Exercise goal —
Scan the listing below and copy every line holding "name".

================

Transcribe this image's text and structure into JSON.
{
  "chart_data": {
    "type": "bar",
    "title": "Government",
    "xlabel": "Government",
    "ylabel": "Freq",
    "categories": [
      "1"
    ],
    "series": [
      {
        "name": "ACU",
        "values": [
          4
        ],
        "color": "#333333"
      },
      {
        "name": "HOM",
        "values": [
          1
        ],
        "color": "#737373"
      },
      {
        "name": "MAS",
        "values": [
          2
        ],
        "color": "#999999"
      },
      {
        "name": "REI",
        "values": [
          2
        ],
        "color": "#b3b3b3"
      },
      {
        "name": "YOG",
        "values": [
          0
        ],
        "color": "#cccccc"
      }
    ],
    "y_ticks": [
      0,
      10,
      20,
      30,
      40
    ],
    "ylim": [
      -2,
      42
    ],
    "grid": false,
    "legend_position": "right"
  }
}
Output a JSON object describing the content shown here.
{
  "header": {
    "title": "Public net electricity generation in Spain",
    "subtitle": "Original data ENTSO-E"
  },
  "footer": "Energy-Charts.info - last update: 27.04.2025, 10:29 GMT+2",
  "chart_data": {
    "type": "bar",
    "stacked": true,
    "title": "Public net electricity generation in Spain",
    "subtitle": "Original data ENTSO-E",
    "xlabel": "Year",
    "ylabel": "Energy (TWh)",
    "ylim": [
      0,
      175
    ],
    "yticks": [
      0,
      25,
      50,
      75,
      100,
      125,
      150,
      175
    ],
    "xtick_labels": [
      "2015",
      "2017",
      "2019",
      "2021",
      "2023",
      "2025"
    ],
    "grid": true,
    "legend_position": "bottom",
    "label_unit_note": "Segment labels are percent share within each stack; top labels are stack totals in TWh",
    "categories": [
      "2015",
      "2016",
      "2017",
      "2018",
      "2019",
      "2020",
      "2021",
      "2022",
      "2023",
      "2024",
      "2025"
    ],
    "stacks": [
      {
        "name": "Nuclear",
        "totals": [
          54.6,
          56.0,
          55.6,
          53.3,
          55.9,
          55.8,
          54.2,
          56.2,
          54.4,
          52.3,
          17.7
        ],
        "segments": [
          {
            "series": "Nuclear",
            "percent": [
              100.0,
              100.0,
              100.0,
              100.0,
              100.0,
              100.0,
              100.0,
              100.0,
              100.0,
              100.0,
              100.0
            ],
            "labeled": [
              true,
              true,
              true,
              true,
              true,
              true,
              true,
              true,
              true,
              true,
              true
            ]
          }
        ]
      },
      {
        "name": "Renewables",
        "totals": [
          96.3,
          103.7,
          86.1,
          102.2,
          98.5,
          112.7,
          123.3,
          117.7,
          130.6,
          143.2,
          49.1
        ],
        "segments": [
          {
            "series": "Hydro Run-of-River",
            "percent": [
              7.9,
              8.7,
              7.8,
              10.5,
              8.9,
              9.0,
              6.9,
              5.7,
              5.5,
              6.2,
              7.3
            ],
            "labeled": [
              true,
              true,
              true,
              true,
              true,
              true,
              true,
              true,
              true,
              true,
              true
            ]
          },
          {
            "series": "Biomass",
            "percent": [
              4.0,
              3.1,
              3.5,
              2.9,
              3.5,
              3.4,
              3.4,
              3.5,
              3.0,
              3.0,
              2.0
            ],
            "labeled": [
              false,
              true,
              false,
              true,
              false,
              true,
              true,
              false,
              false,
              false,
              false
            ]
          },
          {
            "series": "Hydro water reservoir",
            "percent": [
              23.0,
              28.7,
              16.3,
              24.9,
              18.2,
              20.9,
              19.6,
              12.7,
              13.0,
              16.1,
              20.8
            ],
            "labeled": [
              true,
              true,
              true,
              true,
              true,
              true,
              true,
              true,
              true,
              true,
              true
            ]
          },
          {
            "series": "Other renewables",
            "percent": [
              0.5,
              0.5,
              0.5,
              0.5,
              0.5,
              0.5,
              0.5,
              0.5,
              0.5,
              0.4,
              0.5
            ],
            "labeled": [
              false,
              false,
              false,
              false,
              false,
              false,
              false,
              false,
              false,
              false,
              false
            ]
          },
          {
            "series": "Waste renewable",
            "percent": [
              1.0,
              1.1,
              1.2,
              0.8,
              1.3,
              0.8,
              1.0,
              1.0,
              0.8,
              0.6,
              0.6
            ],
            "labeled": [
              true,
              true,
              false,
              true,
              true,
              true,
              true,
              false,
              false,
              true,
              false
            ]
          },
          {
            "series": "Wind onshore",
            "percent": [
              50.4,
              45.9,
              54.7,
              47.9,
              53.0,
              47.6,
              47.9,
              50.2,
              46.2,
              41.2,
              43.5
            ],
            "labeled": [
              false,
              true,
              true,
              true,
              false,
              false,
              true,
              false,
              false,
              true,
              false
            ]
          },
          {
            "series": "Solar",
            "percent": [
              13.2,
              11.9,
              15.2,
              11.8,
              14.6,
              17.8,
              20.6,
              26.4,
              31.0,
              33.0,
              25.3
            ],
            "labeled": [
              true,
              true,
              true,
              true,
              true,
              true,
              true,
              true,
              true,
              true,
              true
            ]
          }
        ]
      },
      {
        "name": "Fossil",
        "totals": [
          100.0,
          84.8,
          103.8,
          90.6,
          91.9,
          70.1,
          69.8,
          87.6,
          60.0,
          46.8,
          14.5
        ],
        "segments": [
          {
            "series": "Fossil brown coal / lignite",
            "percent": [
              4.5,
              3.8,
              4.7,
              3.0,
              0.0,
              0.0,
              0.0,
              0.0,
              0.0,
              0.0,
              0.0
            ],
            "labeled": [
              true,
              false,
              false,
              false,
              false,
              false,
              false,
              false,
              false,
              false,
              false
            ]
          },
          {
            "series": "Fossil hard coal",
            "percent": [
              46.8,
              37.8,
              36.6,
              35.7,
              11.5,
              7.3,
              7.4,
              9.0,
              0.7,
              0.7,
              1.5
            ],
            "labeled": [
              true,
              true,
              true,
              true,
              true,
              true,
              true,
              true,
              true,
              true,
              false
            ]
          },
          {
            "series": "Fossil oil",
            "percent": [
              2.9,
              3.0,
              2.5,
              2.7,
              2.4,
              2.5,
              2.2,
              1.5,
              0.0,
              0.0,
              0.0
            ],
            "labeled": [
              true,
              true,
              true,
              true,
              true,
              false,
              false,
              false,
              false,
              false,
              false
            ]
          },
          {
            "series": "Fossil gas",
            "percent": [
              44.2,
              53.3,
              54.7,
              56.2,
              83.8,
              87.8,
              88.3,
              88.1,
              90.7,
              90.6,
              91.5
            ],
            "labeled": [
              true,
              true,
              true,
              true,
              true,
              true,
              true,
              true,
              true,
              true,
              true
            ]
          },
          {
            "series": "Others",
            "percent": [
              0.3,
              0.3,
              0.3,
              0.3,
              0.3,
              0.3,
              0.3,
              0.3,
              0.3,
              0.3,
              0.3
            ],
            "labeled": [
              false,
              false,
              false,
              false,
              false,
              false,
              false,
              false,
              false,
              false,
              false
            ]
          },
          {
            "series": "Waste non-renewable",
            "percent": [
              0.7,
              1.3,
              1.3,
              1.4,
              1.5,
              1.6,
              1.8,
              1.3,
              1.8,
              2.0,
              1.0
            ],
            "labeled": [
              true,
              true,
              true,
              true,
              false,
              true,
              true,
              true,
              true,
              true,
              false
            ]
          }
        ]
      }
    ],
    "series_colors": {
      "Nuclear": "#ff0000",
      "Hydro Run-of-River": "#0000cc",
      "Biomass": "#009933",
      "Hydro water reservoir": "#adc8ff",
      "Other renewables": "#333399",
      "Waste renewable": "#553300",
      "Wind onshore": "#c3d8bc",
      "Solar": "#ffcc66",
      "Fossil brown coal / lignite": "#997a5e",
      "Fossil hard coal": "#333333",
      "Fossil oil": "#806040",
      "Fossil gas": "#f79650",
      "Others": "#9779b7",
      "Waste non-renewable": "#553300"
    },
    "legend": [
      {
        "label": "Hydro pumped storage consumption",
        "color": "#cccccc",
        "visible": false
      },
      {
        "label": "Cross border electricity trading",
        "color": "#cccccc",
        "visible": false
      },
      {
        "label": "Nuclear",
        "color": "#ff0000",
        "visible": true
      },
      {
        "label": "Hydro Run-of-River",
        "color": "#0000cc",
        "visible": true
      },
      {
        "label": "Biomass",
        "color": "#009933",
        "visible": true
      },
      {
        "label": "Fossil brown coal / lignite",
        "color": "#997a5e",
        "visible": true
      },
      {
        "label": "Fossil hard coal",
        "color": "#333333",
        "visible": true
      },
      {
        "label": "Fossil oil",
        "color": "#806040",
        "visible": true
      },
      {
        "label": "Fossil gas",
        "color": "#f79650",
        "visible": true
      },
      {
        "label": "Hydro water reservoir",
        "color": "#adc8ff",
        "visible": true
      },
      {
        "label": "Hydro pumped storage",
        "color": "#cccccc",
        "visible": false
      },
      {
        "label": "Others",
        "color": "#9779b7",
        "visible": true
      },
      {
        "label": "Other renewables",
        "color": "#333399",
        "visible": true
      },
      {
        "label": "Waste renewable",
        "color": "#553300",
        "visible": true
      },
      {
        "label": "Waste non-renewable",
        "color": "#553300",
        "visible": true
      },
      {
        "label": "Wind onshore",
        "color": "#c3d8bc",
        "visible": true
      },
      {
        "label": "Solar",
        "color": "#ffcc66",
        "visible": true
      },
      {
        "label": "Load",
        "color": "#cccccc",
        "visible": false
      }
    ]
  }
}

================

Worked solution —
        "name": "ACU",
        "name": "HOM",
        "name": "MAS",
        "name": "REI",
        "name": "YOG",
        "name": "Nuclear",
        "name": "Renewables",
        "name": "Fossil",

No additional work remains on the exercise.